### Extracted material
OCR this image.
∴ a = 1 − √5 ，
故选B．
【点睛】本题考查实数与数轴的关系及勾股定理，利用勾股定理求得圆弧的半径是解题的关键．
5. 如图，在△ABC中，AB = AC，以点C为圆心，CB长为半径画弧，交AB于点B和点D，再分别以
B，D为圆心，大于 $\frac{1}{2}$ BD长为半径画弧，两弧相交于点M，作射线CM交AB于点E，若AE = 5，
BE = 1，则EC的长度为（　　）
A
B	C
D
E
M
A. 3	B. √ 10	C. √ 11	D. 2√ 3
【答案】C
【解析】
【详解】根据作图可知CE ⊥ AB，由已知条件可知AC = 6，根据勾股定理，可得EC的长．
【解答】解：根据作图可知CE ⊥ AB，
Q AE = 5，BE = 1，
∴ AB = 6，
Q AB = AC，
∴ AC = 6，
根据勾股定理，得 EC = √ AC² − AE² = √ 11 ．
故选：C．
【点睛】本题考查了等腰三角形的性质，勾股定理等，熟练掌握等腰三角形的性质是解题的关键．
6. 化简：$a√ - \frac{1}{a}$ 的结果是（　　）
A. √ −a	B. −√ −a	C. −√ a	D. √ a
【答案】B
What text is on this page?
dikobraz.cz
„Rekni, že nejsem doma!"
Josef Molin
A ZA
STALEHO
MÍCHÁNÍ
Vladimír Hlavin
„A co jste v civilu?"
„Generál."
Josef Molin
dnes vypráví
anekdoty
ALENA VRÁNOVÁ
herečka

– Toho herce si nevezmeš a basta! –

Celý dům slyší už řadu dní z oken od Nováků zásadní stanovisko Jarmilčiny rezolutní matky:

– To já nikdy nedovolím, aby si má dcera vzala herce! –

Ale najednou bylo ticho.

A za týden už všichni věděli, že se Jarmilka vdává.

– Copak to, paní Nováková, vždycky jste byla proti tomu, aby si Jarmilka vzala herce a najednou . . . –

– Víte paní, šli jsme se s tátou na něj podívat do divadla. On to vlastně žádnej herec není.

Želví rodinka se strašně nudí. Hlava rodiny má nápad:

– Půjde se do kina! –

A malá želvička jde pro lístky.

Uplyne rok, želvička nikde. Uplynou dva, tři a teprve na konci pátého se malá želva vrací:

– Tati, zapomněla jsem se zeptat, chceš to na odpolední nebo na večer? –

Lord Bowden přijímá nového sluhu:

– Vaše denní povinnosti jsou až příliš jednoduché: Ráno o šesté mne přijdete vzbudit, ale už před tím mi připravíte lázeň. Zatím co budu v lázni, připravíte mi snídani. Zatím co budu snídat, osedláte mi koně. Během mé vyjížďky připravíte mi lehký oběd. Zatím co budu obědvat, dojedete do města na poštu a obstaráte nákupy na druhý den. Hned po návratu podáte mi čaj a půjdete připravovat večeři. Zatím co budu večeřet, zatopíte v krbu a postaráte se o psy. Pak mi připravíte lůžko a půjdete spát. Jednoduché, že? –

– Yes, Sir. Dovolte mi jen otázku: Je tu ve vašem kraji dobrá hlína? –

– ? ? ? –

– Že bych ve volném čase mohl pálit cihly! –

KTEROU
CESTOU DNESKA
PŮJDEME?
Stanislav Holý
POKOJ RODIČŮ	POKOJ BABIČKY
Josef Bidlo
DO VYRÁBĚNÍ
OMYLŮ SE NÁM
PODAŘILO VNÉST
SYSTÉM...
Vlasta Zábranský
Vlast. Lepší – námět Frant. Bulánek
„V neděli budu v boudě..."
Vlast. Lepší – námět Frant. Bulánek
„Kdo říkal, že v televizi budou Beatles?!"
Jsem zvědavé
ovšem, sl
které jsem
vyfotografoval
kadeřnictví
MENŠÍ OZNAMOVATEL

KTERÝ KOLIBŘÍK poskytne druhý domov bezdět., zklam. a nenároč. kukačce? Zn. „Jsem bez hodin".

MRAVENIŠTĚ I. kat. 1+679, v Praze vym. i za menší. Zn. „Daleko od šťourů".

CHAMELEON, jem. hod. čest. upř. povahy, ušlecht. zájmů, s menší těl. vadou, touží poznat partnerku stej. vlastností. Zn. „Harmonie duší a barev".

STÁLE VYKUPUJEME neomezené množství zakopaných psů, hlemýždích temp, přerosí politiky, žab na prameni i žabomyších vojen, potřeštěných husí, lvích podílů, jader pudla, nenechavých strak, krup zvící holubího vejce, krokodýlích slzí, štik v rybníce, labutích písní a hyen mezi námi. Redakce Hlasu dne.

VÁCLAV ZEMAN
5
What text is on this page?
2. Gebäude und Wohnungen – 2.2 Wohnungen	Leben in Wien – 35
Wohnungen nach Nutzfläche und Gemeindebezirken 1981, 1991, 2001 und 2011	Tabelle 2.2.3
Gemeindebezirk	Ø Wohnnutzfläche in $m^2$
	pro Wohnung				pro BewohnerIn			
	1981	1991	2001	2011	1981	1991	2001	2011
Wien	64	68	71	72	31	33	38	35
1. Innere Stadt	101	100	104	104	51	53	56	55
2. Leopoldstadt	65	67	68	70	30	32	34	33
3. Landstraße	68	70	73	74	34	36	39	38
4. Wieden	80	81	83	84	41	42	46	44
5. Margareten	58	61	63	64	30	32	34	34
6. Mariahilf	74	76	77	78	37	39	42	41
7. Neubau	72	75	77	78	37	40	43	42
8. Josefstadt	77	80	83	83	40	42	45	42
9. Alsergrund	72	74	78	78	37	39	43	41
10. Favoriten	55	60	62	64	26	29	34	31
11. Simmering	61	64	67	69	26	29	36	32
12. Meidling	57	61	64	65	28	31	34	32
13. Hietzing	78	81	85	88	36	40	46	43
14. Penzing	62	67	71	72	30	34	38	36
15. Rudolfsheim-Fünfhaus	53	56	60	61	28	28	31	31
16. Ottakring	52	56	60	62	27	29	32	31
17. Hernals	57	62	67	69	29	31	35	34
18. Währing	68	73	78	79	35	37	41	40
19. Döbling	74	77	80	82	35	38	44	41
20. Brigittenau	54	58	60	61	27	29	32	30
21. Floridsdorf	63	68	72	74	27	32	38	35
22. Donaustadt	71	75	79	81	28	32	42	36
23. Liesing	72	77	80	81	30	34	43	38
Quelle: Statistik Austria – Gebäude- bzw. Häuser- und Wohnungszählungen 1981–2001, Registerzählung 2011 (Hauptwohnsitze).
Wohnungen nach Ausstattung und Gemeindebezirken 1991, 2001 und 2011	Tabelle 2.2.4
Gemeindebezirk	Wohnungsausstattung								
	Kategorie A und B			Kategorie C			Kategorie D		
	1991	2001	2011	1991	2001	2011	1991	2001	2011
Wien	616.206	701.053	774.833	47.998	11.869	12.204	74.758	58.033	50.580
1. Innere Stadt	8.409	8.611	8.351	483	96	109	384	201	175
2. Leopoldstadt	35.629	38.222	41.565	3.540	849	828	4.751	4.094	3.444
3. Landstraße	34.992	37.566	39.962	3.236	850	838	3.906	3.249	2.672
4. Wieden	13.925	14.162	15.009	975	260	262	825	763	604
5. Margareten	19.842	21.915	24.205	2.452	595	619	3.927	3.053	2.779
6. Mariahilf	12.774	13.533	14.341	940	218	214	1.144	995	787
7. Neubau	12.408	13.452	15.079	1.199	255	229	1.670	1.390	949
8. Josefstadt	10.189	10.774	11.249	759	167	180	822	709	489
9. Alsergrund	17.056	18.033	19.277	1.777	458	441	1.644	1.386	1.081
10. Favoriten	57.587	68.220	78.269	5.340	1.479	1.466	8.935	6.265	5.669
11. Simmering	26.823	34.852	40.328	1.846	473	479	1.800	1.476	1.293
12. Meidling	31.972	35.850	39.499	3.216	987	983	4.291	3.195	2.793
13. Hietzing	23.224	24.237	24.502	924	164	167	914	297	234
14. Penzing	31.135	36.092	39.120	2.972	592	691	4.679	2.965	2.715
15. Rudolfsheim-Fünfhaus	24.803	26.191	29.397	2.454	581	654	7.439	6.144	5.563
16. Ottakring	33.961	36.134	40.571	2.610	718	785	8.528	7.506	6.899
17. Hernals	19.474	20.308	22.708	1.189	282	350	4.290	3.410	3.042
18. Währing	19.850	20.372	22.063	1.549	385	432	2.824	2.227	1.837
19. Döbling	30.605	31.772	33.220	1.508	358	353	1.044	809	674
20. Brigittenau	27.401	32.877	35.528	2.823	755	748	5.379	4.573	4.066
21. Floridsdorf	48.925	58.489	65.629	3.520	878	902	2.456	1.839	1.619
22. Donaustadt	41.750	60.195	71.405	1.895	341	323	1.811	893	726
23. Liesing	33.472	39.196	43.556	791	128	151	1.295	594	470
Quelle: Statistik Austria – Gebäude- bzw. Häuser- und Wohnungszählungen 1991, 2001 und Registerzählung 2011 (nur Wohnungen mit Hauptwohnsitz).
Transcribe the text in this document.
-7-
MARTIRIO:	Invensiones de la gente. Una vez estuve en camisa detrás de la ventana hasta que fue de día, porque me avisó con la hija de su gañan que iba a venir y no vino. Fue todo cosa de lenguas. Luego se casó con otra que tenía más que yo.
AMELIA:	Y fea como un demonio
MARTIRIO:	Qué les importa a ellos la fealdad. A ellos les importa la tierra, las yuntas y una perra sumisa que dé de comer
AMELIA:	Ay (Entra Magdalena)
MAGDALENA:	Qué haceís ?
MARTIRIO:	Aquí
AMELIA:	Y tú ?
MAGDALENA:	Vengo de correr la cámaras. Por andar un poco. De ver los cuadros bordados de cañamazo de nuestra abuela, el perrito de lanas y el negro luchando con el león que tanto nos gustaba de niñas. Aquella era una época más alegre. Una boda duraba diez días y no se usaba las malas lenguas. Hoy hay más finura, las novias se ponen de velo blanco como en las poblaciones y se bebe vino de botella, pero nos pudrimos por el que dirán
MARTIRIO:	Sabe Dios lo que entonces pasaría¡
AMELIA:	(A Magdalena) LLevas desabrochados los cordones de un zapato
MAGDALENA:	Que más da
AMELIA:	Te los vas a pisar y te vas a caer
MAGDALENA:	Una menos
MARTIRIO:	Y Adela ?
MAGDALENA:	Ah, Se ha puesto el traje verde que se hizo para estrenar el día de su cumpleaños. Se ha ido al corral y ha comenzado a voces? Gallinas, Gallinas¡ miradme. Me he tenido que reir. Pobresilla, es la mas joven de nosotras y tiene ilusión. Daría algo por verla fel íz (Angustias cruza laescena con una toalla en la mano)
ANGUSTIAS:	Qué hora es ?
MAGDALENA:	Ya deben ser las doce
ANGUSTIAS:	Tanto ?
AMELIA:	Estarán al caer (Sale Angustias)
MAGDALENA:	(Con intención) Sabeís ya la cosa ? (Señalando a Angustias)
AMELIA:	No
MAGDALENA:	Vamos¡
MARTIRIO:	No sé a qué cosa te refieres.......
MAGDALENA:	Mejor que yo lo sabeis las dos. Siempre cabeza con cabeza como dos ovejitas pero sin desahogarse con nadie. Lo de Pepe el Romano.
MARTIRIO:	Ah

### Task requirements
Read the entries and pick out all lines that include the word "malá".

### Output of the exercise
A malá želvička jde pro lístky.
Uplyne rok, želvička nikde. Uplynou dva, tři a teprve na konci pátého se malá želva vrací:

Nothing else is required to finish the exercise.